• **Problem description**: Reproduce every line of the records below verbatim.

• **Material for the task**:
# # #
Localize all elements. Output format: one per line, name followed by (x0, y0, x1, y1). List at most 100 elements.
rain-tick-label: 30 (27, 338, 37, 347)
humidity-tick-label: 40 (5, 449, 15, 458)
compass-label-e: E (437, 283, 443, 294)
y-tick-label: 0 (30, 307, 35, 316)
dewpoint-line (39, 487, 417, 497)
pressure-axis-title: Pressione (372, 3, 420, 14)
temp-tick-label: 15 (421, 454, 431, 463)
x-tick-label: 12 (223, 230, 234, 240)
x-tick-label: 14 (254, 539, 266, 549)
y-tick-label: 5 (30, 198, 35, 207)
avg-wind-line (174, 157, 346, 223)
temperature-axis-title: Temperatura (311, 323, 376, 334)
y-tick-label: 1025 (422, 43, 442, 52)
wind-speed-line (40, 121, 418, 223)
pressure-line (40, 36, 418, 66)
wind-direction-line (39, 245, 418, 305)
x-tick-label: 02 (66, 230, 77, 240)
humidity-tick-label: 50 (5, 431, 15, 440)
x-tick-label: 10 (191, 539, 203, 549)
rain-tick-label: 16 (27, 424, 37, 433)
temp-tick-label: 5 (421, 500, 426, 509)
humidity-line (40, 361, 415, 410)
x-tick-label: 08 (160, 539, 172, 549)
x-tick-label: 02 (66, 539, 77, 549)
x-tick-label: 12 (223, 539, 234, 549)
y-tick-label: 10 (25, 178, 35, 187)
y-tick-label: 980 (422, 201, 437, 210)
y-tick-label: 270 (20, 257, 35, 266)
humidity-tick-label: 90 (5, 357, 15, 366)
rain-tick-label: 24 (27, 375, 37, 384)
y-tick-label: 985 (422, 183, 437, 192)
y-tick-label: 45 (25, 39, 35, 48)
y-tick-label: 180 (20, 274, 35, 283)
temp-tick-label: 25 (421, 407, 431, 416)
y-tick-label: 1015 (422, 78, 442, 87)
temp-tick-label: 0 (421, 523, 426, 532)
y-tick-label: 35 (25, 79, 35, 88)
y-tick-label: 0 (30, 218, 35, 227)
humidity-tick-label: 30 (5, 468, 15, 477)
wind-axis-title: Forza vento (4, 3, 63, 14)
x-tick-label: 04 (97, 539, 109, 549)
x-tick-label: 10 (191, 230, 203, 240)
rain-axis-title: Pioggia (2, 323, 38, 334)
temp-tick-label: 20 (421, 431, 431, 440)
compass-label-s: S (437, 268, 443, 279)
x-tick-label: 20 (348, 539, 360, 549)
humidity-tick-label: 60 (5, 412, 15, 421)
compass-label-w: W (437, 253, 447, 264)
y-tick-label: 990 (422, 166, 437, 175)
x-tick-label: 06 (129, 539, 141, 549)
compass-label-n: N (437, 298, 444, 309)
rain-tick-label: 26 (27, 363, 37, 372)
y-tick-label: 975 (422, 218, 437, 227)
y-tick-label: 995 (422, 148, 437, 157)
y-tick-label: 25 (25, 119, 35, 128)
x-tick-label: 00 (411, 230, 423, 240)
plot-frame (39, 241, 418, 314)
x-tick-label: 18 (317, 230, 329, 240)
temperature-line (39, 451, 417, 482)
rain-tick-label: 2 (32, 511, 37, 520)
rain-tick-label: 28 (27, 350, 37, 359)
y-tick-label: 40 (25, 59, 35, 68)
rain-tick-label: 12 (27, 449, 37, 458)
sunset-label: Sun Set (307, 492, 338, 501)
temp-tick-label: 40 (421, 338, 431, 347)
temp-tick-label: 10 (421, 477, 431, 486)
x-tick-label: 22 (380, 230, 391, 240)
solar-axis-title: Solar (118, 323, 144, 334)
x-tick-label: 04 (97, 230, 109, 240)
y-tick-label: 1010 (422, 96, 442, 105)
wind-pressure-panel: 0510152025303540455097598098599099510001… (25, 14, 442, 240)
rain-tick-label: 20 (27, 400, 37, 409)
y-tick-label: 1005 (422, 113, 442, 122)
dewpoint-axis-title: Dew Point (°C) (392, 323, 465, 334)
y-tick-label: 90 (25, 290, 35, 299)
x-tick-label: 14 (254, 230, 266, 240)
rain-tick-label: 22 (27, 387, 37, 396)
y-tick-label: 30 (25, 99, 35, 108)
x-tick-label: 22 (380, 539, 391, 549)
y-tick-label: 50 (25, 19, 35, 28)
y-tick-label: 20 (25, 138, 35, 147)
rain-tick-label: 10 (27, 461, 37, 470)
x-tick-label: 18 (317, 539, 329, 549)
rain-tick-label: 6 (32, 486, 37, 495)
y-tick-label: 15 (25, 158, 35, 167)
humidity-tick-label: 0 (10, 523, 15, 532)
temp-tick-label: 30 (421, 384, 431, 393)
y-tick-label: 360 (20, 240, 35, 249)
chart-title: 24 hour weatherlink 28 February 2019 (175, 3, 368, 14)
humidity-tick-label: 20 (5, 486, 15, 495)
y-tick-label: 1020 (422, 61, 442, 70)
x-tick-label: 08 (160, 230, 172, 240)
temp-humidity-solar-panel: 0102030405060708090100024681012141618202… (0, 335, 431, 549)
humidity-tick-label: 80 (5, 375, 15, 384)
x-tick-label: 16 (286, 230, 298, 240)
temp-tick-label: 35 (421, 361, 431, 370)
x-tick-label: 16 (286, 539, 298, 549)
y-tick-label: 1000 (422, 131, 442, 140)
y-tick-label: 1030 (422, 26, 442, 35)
# # #
• **Correct answer**:
Localize all elements. Output format: one per line, name followed by (x0, y0, x1, y1). List at most 100 elements.
rain-tick-label: 30 (27, 338, 37, 347)
humidity-tick-label: 40 (5, 449, 15, 458)
compass-label-e: E (437, 283, 443, 294)
y-tick-label: 0 (30, 307, 35, 316)
dewpoint-line (39, 487, 417, 497)
pressure-axis-title: Pressione (372, 3, 420, 14)
temp-tick-label: 15 (421, 454, 431, 463)
x-tick-label: 12 (223, 230, 234, 240)
x-tick-label: 14 (254, 539, 266, 549)
y-tick-label: 5 (30, 198, 35, 207)
avg-wind-line (174, 157, 346, 223)
temperature-axis-title: Temperatura (311, 323, 376, 334)
y-tick-label: 1025 (422, 43, 442, 52)
wind-speed-line (40, 121, 418, 223)
pressure-line (40, 36, 418, 66)
wind-direction-line (39, 245, 418, 305)
x-tick-label: 02 (66, 230, 77, 240)
humidity-tick-label: 50 (5, 431, 15, 440)
x-tick-label: 10 (191, 539, 203, 549)
rain-tick-label: 16 (27, 424, 37, 433)
temp-tick-label: 5 (421, 500, 426, 509)
humidity-line (40, 361, 415, 410)
x-tick-label: 08 (160, 539, 172, 549)
x-tick-label: 02 (66, 539, 77, 549)
x-tick-label: 12 (223, 539, 234, 549)
y-tick-label: 10 (25, 178, 35, 187)
y-tick-label: 980 (422, 201, 437, 210)
y-tick-label: 270 (20, 257, 35, 266)
humidity-tick-label: 90 (5, 357, 15, 366)
rain-tick-label: 24 (27, 375, 37, 384)
y-tick-label: 985 (422, 183, 437, 192)
y-tick-label: 45 (25, 39, 35, 48)
y-tick-label: 180 (20, 274, 35, 283)
temp-tick-label: 25 (421, 407, 431, 416)
y-tick-label: 1015 (422, 78, 442, 87)
temp-tick-label: 0 (421, 523, 426, 532)
y-tick-label: 35 (25, 79, 35, 88)
y-tick-label: 0 (30, 218, 35, 227)
humidity-tick-label: 30 (5, 468, 15, 477)
wind-axis-title: Forza vento (4, 3, 63, 14)
x-tick-label: 04 (97, 539, 109, 549)
x-tick-label: 10 (191, 230, 203, 240)
rain-axis-title: Pioggia (2, 323, 38, 334)
temp-tick-label: 20 (421, 431, 431, 440)
compass-label-s: S (437, 268, 443, 279)
x-tick-label: 20 (348, 539, 360, 549)
humidity-tick-label: 60 (5, 412, 15, 421)
compass-label-w: W (437, 253, 447, 264)
y-tick-label: 990 (422, 166, 437, 175)
x-tick-label: 06 (129, 539, 141, 549)
compass-label-n: N (437, 298, 444, 309)
rain-tick-label: 26 (27, 363, 37, 372)
y-tick-label: 975 (422, 218, 437, 227)
y-tick-label: 995 (422, 148, 437, 157)
y-tick-label: 25 (25, 119, 35, 128)
x-tick-label: 00 (411, 230, 423, 240)
plot-frame (39, 241, 418, 314)
x-tick-label: 18 (317, 230, 329, 240)
temperature-line (39, 451, 417, 482)
rain-tick-label: 2 (32, 511, 37, 520)
rain-tick-label: 28 (27, 350, 37, 359)
y-tick-label: 40 (25, 59, 35, 68)
rain-tick-label: 12 (27, 449, 37, 458)
sunset-label: Sun Set (307, 492, 338, 501)
temp-tick-label: 40 (421, 338, 431, 347)
temp-tick-label: 10 (421, 477, 431, 486)
x-tick-label: 22 (380, 230, 391, 240)
solar-axis-title: Solar (118, 323, 144, 334)
x-tick-label: 04 (97, 230, 109, 240)
y-tick-label: 1010 (422, 96, 442, 105)
wind-pressure-panel: 0510152025303540455097598098599099510001… (25, 14, 442, 240)
rain-tick-label: 20 (27, 400, 37, 409)
y-tick-label: 1005 (422, 113, 442, 122)
dewpoint-axis-title: Dew Point (°C) (392, 323, 465, 334)
y-tick-label: 90 (25, 290, 35, 299)
x-tick-label: 14 (254, 230, 266, 240)
rain-tick-label: 22 (27, 387, 37, 396)
y-tick-label: 30 (25, 99, 35, 108)
x-tick-label: 22 (380, 539, 391, 549)
y-tick-label: 50 (25, 19, 35, 28)
y-tick-label: 20 (25, 138, 35, 147)
rain-tick-label: 10 (27, 461, 37, 470)
x-tick-label: 18 (317, 539, 329, 549)
rain-tick-label: 6 (32, 486, 37, 495)
y-tick-label: 15 (25, 158, 35, 167)
humidity-tick-label: 0 (10, 523, 15, 532)
temp-tick-label: 30 (421, 384, 431, 393)
y-tick-label: 360 (20, 240, 35, 249)
chart-title: 24 hour weatherlink 28 February 2019 (175, 3, 368, 14)
humidity-tick-label: 20 (5, 486, 15, 495)
y-tick-label: 1020 (422, 61, 442, 70)
x-tick-label: 08 (160, 230, 172, 240)
temp-humidity-solar-panel: 0102030405060708090100024681012141618202… (0, 335, 431, 549)
humidity-tick-label: 80 (5, 375, 15, 384)
x-tick-label: 16 (286, 230, 298, 240)
temp-tick-label: 35 (421, 361, 431, 370)
x-tick-label: 16 (286, 539, 298, 549)
y-tick-label: 1000 (422, 131, 442, 140)
y-tick-label: 1030 (422, 26, 442, 35)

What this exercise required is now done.